== Data provided ==
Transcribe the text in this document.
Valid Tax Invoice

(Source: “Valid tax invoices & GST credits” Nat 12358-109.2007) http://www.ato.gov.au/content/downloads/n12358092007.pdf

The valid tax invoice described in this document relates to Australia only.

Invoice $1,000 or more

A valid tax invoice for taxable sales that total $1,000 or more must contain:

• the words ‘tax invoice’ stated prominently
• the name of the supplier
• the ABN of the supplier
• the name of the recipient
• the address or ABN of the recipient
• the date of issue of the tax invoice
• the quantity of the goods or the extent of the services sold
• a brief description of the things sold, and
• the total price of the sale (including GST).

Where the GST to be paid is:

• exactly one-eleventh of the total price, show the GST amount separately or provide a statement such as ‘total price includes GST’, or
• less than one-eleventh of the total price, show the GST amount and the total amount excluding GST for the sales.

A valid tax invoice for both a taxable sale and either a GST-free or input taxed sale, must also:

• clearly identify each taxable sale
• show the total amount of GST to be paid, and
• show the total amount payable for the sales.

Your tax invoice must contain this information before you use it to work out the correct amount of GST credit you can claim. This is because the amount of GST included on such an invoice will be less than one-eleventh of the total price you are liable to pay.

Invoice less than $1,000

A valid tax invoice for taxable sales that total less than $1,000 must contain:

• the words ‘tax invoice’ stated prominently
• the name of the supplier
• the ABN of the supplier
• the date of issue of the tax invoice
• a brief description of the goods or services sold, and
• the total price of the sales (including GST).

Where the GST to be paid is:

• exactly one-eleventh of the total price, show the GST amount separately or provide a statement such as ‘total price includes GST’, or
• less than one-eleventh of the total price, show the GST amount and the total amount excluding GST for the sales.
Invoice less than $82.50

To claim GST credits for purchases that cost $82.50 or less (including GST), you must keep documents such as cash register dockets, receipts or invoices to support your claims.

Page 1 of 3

== Objective ==
Extract from the material all lines containing the string "taxable".

== Written answer ==
A valid tax invoice for taxable sales that total $1,000 or more must contain:
A valid tax invoice for both a taxable sale and either a GST-free or input taxed sale, must also:
• clearly identify each taxable sale
A valid tax invoice for taxable sales that total less than $1,000 must contain:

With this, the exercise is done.